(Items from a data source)
-.-.-

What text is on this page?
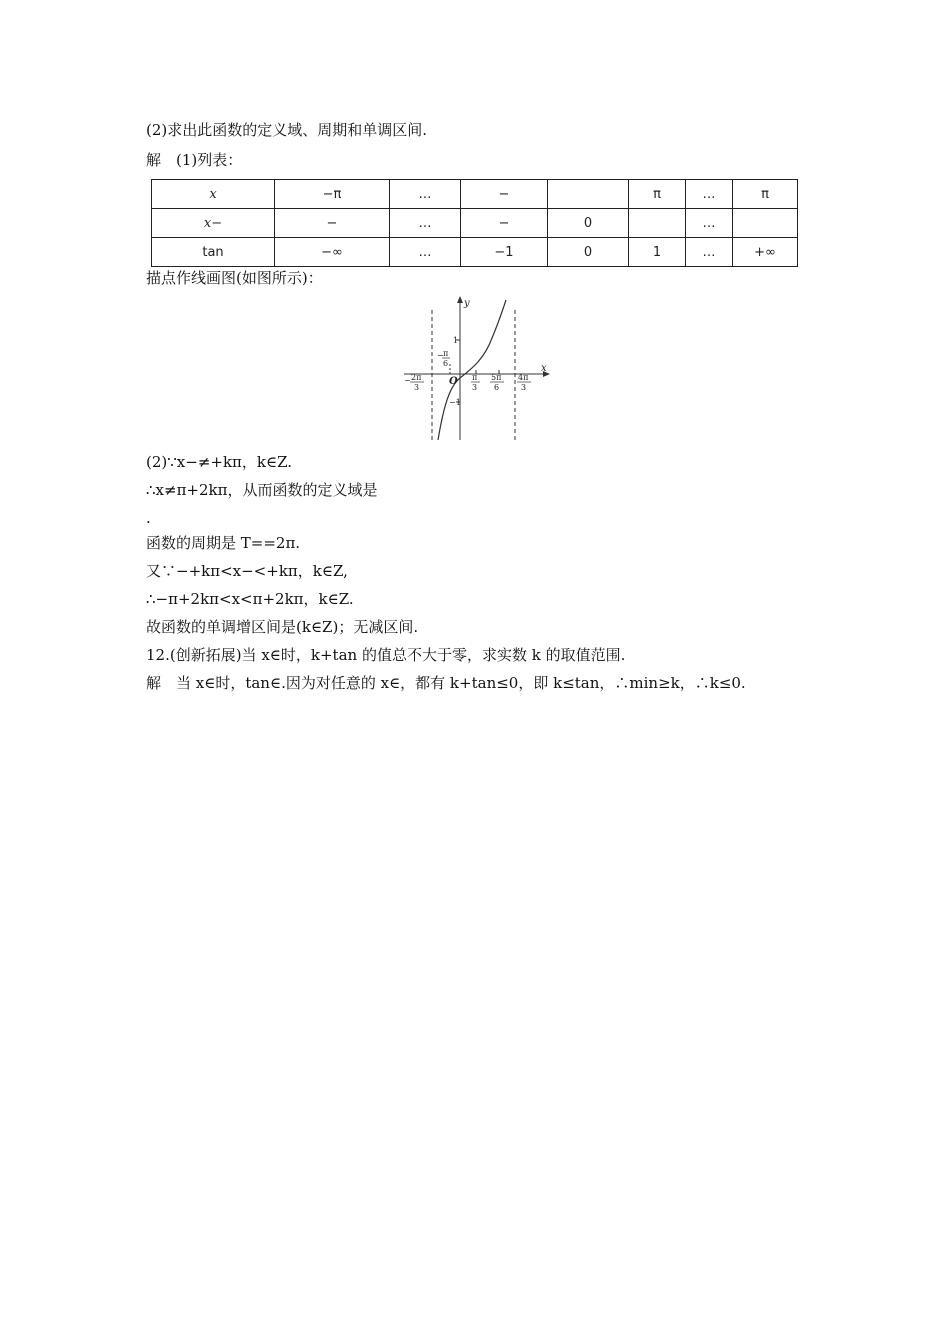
(2)求出此函数的定义域、周期和单调区间.
解　(1)列表：
x	−π	…	−		π	…	π
x−	−	…	−	0		…	
tan	−∞	…	−1	0	1	…	+∞
描点作线画图(如图所示)：
y
x
O
1
−1
− π
6
− 2π
3
π
3
5π
6
4π
3
(2)∵x−≠+kπ，k∈Z.
∴x≠π+2kπ，从而函数的定义域是
.
函数的周期是 T==2π.
又∵−+kπ<x−<+kπ，k∈Z,
∴−π+2kπ<x<π+2kπ，k∈Z.
故函数的单调增区间是(k∈Z)；无减区间.
12.(创新拓展)当 x∈时，k+tan 的值总不大于零，求实数 k 的取值范围.
解　当 x∈时，tan∈.因为对任意的 x∈，都有 k+tan≤0，即 k≤tan，∴min≥k，∴k≤0.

-.-.-

Task statement: Copy each line of the records precisely and drop any images they hold.

Result below:
What text is on this page?
(2)求出此函数的定义域、周期和单调区间.
解　(1)列表：
x	−π	…	−		π	…	π
x−	−	…	−	0		…	
tan	−∞	…	−1	0	1	…	+∞
描点作线画图(如图所示)：
y
x
O
1
−1
− π
6
− 2π
3
π
3
5π
6
4π
3
(2)∵x−≠+kπ，k∈Z.
∴x≠π+2kπ，从而函数的定义域是
.
函数的周期是 T==2π.
又∵−+kπ<x−<+kπ，k∈Z,
∴−π+2kπ<x<π+2kπ，k∈Z.
故函数的单调增区间是(k∈Z)；无减区间.
12.(创新拓展)当 x∈时，k+tan 的值总不大于零，求实数 k 的取值范围.
解　当 x∈时，tan∈.因为对任意的 x∈，都有 k+tan≤0，即 k≤tan，∴min≥k，∴k≤0.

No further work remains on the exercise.